Stored records:
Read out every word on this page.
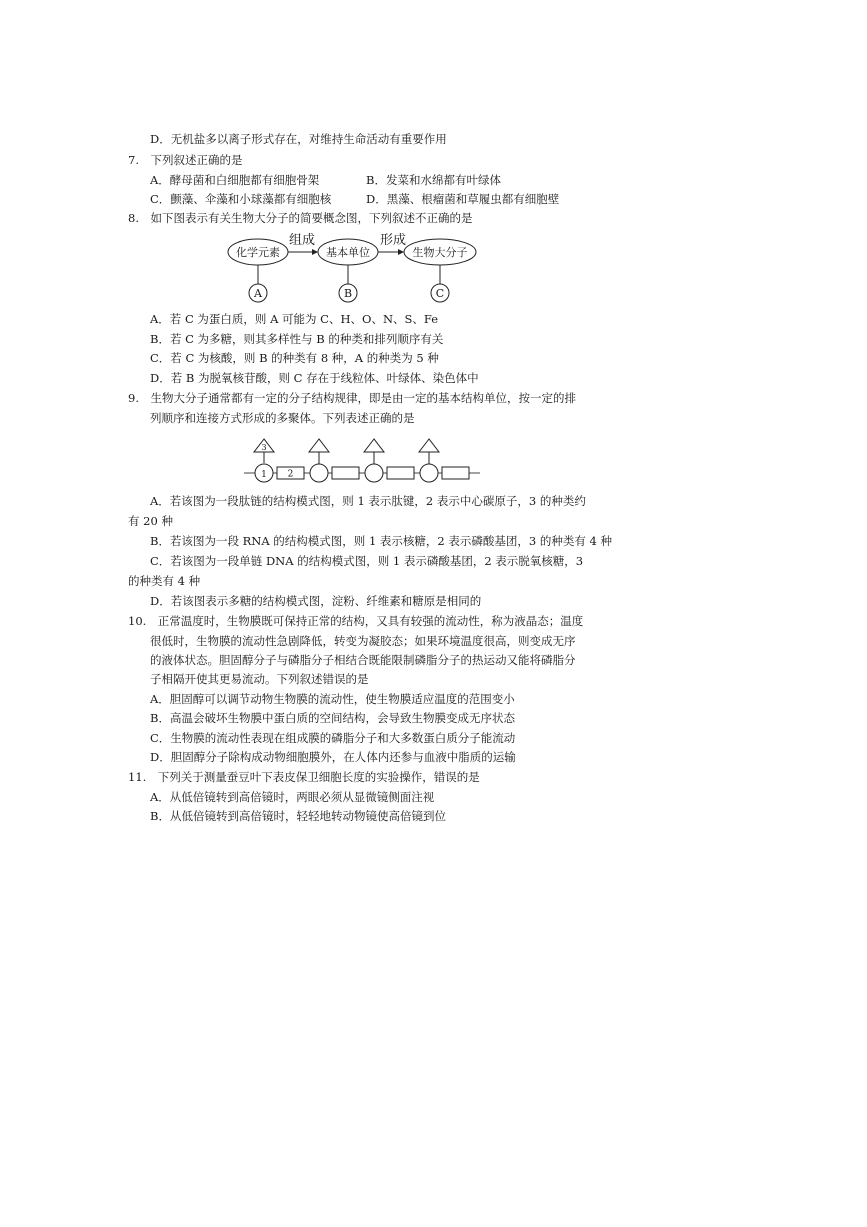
D．无机盐多以离子形式存在，对维持生命活动有重要作用
7.　下列叙述正确的是
A．酵母菌和白细胞都有细胞骨架	B．发菜和水绵都有叶绿体
C．颤藻、伞藻和小球藻都有细胞核	D．黑藻、根瘤菌和草履虫都有细胞壁
8.　如下图表示有关生物大分子的简要概念图，下列叙述不正确的是
化学元素	基本单位	生物大分子
组成	形成
A	B	C
A．若 C 为蛋白质，则 A 可能为 C、H、O、N、S、Fe
B．若 C 为多糖，则其多样性与 B 的种类和排列顺序有关
C．若 C 为核酸，则 B 的种类有 8 种，A 的种类为 5 种
D．若 B 为脱氧核苷酸，则 C 存在于线粒体、叶绿体、染色体中
9.　生物大分子通常都有一定的分子结构规律，即是由一定的基本结构单位，按一定的排
列顺序和连接方式形成的多聚体。下列表述正确的是
3
1 2
A．若该图为一段肽链的结构模式图，则 1 表示肽键，2 表示中心碳原子，3 的种类约
有 20 种
B．若该图为一段 RNA 的结构模式图，则 1 表示核糖，2 表示磷酸基团，3 的种类有 4 种
C．若该图为一段单链 DNA 的结构模式图，则 1 表示磷酸基团，2 表示脱氧核糖，3
的种类有 4 种
D．若该图表示多糖的结构模式图，淀粉、纤维素和糖原是相同的
10.　正常温度时，生物膜既可保持正常的结构，又具有较强的流动性，称为液晶态；温度
很低时，生物膜的流动性急剧降低，转变为凝胶态；如果环境温度很高，则变成无序
的液体状态。胆固醇分子与磷脂分子相结合既能限制磷脂分子的热运动又能将磷脂分
子相隔开使其更易流动。下列叙述错误的是
A．胆固醇可以调节动物生物膜的流动性，使生物膜适应温度的范围变小
B．高温会破坏生物膜中蛋白质的空间结构，会导致生物膜变成无序状态
C．生物膜的流动性表现在组成膜的磷脂分子和大多数蛋白质分子能流动
D．胆固醇分子除构成动物细胞膜外，在人体内还参与血液中脂质的运输
11.　下列关于测量蚕豆叶下表皮保卫细胞长度的实验操作，错误的是
A．从低倍镜转到高倍镜时，两眼必须从显微镜侧面注视
B．从低倍镜转到高倍镜时，轻轻地转动物镜使高倍镜到位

Task directions:
Return, from the data, each line that has the word "表示磷酸基团" in it.

Written answer:
B．若该图为一段 RNA 的结构模式图，则 1 表示核糖，2 表示磷酸基团，3 的种类有 4 种
C．若该图为一段单链 DNA 的结构模式图，则 1 表示磷酸基团，2 表示脱氧核糖，3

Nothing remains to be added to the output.